* **Short exercise**
Carry none of the pictures over; set down the material below exactly.

* **Material for this exercise**
──────────

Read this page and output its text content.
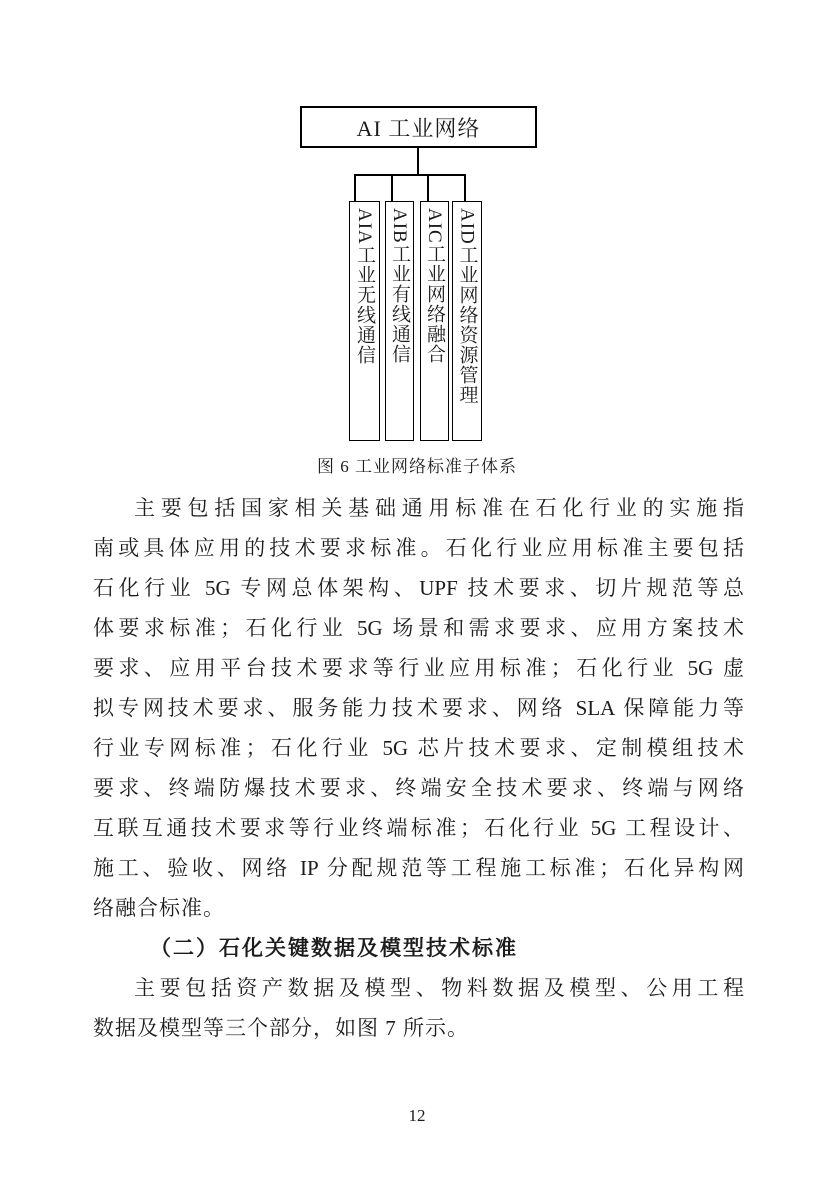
AI 工业网络
AIA工业无线通信 AIB工业有线通信 AIC工业网络融合 AID工业网络资源管理
图 6 工业网络标准子体系
主要包括国家相关基础通用标准在石化行业的实施指
南或具体应用的技术要求标准。石化行业应用标准主要包括
石化行业 5G 专网总体架构、UPF 技术要求、切片规范等总
体要求标准；石化行业 5G 场景和需求要求、应用方案技术
要求、应用平台技术要求等行业应用标准；石化行业 5G 虚
拟专网技术要求、服务能力技术要求、网络 SLA 保障能力等
行业专网标准；石化行业 5G 芯片技术要求、定制模组技术
要求、终端防爆技术要求、终端安全技术要求、终端与网络
互联互通技术要求等行业终端标准；石化行业 5G 工程设计、
施工、验收、网络 IP 分配规范等工程施工标准；石化异构网
络融合标准。
（二）石化关键数据及模型技术标准
主要包括资产数据及模型、物料数据及模型、公用工程
数据及模型等三个部分，如图 7 所示。
12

──────────

* **Answer to the task**
Read this page and output its text content.
AI 工业网络
AIA工业无线通信 AIB工业有线通信 AIC工业网络融合 AID工业网络资源管理
图 6 工业网络标准子体系
主要包括国家相关基础通用标准在石化行业的实施指
南或具体应用的技术要求标准。石化行业应用标准主要包括
石化行业 5G 专网总体架构、UPF 技术要求、切片规范等总
体要求标准；石化行业 5G 场景和需求要求、应用方案技术
要求、应用平台技术要求等行业应用标准；石化行业 5G 虚
拟专网技术要求、服务能力技术要求、网络 SLA 保障能力等
行业专网标准；石化行业 5G 芯片技术要求、定制模组技术
要求、终端防爆技术要求、终端安全技术要求、终端与网络
互联互通技术要求等行业终端标准；石化行业 5G 工程设计、
施工、验收、网络 IP 分配规范等工程施工标准；石化异构网
络融合标准。
（二）石化关键数据及模型技术标准
主要包括资产数据及模型、物料数据及模型、公用工程
数据及模型等三个部分，如图 7 所示。
12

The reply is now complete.